- **Provided entries**:
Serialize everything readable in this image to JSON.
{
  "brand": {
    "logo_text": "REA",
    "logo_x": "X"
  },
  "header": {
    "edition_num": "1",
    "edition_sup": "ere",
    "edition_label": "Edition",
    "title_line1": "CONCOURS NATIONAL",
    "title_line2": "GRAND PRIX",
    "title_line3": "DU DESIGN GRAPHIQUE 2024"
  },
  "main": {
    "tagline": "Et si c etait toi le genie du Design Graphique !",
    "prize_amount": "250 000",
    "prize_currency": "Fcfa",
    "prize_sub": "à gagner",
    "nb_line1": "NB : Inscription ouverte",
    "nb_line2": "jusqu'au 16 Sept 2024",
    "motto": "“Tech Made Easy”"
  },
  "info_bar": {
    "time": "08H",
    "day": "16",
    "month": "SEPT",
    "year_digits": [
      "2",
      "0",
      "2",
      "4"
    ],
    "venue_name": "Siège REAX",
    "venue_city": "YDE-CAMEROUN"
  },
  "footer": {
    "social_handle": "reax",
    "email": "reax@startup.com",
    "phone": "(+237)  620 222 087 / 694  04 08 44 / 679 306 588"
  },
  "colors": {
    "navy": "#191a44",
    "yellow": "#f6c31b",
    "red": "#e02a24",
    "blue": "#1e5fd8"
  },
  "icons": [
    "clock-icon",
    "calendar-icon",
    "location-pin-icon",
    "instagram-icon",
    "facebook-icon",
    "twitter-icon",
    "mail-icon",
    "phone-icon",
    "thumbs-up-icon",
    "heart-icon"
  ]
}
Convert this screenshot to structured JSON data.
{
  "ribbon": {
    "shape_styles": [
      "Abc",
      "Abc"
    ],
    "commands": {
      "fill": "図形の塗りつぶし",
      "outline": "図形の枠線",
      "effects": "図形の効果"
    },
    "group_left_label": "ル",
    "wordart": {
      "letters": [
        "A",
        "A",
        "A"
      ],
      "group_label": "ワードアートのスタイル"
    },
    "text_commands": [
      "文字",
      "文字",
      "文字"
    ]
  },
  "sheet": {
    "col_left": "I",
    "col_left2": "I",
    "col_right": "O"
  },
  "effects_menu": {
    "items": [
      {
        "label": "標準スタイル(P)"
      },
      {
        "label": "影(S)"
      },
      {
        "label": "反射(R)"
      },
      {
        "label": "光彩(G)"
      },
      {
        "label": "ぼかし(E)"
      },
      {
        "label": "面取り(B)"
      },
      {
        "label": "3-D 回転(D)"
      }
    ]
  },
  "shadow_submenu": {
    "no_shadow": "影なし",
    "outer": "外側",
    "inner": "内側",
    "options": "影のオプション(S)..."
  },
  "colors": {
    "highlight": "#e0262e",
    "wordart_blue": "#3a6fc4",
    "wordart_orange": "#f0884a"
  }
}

- **Challenge**: Set down the listing above in full, please, exactly as it appears.

- **Solved exercise**:
Serialize everything readable in this image to JSON.
{
  "brand": {
    "logo_text": "REA",
    "logo_x": "X"
  },
  "header": {
    "edition_num": "1",
    "edition_sup": "ere",
    "edition_label": "Edition",
    "title_line1": "CONCOURS NATIONAL",
    "title_line2": "GRAND PRIX",
    "title_line3": "DU DESIGN GRAPHIQUE 2024"
  },
  "main": {
    "tagline": "Et si c etait toi le genie du Design Graphique !",
    "prize_amount": "250 000",
    "prize_currency": "Fcfa",
    "prize_sub": "à gagner",
    "nb_line1": "NB : Inscription ouverte",
    "nb_line2": "jusqu'au 16 Sept 2024",
    "motto": "“Tech Made Easy”"
  },
  "info_bar": {
    "time": "08H",
    "day": "16",
    "month": "SEPT",
    "year_digits": [
      "2",
      "0",
      "2",
      "4"
    ],
    "venue_name": "Siège REAX",
    "venue_city": "YDE-CAMEROUN"
  },
  "footer": {
    "social_handle": "reax",
    "email": "reax@startup.com",
    "phone": "(+237)  620 222 087 / 694  04 08 44 / 679 306 588"
  },
  "colors": {
    "navy": "#191a44",
    "yellow": "#f6c31b",
    "red": "#e02a24",
    "blue": "#1e5fd8"
  },
  "icons": [
    "clock-icon",
    "calendar-icon",
    "location-pin-icon",
    "instagram-icon",
    "facebook-icon",
    "twitter-icon",
    "mail-icon",
    "phone-icon",
    "thumbs-up-icon",
    "heart-icon"
  ]
}
Convert this screenshot to structured JSON data.
{
  "ribbon": {
    "shape_styles": [
      "Abc",
      "Abc"
    ],
    "commands": {
      "fill": "図形の塗りつぶし",
      "outline": "図形の枠線",
      "effects": "図形の効果"
    },
    "group_left_label": "ル",
    "wordart": {
      "letters": [
        "A",
        "A",
        "A"
      ],
      "group_label": "ワードアートのスタイル"
    },
    "text_commands": [
      "文字",
      "文字",
      "文字"
    ]
  },
  "sheet": {
    "col_left": "I",
    "col_left2": "I",
    "col_right": "O"
  },
  "effects_menu": {
    "items": [
      {
        "label": "標準スタイル(P)"
      },
      {
        "label": "影(S)"
      },
      {
        "label": "反射(R)"
      },
      {
        "label": "光彩(G)"
      },
      {
        "label": "ぼかし(E)"
      },
      {
        "label": "面取り(B)"
      },
      {
        "label": "3-D 回転(D)"
      }
    ]
  },
  "shadow_submenu": {
    "no_shadow": "影なし",
    "outer": "外側",
    "inner": "内側",
    "options": "影のオプション(S)..."
  },
  "colors": {
    "highlight": "#e0262e",
    "wordart_blue": "#3a6fc4",
    "wordart_orange": "#f0884a"
  }
}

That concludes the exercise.